GIVEN REQUEST - Please print the data word for word, from its first line through the line containing "panel-tools [1138, 163, 1308, 183]", including that line.

RECORDED INFORMATION -
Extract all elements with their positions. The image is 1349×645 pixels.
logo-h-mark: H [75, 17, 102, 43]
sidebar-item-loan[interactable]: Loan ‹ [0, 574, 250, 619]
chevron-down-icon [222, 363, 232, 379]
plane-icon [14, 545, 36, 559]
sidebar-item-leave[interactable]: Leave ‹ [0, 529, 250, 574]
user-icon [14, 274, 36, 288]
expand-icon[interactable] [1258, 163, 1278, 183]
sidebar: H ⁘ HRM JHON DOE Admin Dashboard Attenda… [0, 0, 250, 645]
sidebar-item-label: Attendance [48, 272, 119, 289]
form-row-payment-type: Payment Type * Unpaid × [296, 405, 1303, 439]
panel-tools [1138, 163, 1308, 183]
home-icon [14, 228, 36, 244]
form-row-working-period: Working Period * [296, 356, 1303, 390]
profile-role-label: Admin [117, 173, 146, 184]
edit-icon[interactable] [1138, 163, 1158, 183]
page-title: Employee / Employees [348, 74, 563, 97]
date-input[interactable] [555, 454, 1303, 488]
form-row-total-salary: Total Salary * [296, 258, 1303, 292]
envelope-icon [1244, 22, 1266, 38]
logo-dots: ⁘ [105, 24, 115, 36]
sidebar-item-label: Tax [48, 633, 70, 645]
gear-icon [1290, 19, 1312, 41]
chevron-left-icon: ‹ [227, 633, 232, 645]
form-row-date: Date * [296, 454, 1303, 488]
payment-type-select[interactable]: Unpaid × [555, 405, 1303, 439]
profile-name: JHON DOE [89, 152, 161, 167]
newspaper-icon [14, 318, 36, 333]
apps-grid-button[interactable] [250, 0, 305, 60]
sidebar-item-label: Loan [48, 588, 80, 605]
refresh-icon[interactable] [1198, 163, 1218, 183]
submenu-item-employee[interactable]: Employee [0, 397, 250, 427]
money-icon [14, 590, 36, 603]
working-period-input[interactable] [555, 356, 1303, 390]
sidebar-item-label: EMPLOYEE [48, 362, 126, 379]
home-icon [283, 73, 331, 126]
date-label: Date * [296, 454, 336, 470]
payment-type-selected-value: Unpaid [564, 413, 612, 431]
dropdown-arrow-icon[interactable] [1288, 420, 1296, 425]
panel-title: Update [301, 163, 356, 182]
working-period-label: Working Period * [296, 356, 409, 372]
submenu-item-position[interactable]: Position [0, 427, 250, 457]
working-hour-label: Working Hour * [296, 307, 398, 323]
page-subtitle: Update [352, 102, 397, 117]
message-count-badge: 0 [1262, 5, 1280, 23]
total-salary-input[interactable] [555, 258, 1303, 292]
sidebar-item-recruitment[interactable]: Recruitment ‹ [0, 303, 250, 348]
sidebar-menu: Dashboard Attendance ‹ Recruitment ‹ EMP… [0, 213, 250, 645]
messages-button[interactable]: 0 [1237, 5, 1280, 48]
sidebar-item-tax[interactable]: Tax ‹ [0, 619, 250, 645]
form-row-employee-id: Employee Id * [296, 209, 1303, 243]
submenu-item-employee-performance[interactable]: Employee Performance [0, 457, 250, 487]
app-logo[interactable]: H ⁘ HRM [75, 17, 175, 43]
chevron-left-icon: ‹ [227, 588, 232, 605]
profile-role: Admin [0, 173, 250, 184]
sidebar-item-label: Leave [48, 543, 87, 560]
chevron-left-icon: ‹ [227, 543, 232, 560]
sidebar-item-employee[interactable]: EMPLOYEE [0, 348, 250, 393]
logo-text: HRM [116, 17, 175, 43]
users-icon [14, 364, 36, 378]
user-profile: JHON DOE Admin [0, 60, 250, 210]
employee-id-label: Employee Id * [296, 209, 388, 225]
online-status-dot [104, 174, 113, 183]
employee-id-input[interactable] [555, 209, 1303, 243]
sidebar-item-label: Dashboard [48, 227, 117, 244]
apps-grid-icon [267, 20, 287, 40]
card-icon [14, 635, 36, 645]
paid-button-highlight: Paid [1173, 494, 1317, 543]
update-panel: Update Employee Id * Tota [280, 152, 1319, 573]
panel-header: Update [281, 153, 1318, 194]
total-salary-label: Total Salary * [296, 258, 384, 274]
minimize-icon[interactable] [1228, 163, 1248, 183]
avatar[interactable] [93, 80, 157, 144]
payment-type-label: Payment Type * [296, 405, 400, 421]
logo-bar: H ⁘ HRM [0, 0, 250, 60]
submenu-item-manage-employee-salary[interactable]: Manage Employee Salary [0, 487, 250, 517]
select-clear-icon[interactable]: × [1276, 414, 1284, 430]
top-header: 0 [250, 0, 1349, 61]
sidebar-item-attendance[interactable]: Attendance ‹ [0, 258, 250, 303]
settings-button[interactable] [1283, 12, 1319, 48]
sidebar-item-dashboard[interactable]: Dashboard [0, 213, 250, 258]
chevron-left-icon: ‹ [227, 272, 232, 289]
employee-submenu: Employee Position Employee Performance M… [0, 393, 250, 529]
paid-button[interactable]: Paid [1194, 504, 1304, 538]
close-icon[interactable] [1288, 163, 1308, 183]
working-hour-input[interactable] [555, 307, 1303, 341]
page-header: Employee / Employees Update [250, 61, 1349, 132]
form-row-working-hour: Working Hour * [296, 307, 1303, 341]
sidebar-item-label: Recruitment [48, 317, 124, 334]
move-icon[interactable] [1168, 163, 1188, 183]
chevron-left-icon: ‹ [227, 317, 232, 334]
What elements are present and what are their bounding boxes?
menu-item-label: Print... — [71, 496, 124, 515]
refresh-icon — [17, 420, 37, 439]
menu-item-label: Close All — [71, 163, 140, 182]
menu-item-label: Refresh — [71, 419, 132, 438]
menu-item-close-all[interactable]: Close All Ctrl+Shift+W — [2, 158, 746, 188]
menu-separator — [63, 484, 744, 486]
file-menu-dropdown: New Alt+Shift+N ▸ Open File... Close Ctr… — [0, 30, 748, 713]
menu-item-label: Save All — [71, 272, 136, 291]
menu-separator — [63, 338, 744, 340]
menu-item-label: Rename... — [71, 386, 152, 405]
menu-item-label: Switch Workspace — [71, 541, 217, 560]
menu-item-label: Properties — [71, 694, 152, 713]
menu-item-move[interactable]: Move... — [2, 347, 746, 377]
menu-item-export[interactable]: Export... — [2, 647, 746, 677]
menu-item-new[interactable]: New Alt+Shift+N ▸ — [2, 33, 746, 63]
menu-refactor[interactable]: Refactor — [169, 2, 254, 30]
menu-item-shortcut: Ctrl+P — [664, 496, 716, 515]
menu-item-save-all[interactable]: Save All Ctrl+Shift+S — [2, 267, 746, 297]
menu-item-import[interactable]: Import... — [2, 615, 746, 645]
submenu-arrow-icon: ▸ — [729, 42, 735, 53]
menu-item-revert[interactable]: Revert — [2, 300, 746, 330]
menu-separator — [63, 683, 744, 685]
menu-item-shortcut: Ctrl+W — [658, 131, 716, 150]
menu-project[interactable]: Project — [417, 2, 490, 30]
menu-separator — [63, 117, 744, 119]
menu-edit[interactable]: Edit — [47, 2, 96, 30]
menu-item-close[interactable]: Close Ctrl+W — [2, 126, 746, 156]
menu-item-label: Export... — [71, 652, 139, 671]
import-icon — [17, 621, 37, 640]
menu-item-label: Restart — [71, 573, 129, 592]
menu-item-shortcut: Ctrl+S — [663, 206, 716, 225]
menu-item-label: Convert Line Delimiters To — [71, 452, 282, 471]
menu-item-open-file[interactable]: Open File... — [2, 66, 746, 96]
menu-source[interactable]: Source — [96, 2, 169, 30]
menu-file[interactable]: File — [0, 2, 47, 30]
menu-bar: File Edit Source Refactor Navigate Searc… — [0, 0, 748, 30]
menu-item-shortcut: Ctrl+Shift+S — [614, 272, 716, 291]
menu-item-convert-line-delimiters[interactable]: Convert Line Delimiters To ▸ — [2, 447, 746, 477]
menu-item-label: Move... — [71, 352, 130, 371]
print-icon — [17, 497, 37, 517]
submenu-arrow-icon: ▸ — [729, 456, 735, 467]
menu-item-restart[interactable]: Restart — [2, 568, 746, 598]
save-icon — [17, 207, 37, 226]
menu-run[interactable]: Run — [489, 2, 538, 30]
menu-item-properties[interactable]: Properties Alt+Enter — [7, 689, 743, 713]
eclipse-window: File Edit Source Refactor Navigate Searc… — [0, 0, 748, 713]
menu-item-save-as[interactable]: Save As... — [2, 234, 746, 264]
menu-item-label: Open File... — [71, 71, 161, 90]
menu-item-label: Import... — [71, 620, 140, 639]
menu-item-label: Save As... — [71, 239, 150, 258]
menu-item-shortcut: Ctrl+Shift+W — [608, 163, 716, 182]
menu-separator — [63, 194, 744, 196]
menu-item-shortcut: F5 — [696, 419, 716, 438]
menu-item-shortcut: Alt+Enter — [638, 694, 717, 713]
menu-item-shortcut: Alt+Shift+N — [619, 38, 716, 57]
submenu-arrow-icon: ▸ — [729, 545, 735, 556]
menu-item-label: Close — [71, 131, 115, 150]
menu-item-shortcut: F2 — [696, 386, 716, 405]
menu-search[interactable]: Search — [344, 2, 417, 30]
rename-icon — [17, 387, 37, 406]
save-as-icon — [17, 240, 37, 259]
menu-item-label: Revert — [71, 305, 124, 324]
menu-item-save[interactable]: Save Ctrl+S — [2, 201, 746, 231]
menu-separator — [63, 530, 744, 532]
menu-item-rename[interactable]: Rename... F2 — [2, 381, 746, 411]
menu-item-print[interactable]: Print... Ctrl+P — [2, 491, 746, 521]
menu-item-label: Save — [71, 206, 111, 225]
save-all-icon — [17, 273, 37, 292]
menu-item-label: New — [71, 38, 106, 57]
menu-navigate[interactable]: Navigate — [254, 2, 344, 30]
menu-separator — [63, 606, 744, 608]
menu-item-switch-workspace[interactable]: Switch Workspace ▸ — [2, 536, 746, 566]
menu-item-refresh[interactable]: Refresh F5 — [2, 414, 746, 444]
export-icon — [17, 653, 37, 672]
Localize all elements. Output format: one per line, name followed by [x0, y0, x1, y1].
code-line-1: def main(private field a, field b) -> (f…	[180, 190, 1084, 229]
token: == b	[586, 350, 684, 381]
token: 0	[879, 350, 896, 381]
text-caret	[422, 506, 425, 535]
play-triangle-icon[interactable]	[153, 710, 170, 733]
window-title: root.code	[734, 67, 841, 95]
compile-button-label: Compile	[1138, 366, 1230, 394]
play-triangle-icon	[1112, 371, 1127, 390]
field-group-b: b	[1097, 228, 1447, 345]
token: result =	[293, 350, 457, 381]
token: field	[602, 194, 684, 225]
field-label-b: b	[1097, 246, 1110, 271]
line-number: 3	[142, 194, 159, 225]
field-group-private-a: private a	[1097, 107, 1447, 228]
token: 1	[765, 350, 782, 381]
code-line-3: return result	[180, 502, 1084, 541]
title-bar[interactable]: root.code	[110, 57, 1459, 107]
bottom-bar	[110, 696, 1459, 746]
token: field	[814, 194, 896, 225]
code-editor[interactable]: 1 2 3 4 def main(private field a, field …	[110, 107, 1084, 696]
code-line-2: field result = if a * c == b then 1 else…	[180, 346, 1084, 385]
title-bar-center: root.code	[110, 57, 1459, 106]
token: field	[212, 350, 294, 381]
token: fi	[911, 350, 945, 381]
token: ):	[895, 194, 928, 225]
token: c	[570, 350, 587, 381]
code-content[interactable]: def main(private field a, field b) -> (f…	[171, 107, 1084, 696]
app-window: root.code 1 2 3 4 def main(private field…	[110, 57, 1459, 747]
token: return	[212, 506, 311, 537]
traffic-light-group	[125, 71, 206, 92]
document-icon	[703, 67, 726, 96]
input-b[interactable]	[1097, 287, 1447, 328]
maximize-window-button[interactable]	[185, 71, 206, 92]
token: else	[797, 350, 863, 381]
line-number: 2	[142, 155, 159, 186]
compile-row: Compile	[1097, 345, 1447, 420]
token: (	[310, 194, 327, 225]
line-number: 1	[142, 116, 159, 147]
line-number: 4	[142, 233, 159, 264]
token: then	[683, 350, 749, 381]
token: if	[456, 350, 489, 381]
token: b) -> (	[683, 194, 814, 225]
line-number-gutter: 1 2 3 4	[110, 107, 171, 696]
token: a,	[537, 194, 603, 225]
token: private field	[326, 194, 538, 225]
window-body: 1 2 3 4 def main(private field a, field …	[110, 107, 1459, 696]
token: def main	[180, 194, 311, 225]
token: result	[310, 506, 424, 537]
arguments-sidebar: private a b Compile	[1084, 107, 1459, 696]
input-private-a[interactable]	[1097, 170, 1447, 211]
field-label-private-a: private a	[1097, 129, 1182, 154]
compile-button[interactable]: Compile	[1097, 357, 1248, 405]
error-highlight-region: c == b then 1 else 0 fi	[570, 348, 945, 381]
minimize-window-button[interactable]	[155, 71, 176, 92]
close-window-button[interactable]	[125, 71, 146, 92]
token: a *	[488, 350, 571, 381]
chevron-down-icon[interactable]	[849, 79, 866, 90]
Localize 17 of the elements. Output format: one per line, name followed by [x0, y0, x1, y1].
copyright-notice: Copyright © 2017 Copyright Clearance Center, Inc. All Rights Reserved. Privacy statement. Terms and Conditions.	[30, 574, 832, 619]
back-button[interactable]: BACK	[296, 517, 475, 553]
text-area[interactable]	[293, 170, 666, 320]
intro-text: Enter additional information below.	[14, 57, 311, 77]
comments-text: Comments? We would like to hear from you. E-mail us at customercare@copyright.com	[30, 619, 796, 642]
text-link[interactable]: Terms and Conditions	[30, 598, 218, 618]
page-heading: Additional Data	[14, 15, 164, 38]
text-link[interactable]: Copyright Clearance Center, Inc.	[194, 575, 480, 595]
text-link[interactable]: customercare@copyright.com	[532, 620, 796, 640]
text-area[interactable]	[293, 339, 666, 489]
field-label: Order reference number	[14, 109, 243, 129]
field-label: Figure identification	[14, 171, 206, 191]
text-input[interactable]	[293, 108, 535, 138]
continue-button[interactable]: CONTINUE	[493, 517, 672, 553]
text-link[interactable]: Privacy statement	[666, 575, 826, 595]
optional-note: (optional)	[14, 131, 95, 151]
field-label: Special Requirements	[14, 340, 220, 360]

RESPONSE FOR THIS EXERCISE -
Extract all elements with their positions. The image is 1349×645 pixels.
logo-h-mark: H [75, 17, 102, 43]
sidebar-item-loan[interactable]: Loan ‹ [0, 574, 250, 619]
chevron-down-icon [222, 363, 232, 379]
plane-icon [14, 545, 36, 559]
sidebar-item-leave[interactable]: Leave ‹ [0, 529, 250, 574]
user-icon [14, 274, 36, 288]
expand-icon[interactable] [1258, 163, 1278, 183]
sidebar: H ⁘ HRM JHON DOE Admin Dashboard Attenda… [0, 0, 250, 645]
sidebar-item-label: Attendance [48, 272, 119, 289]
form-row-payment-type: Payment Type * Unpaid × [296, 405, 1303, 439]
panel-tools [1138, 163, 1308, 183]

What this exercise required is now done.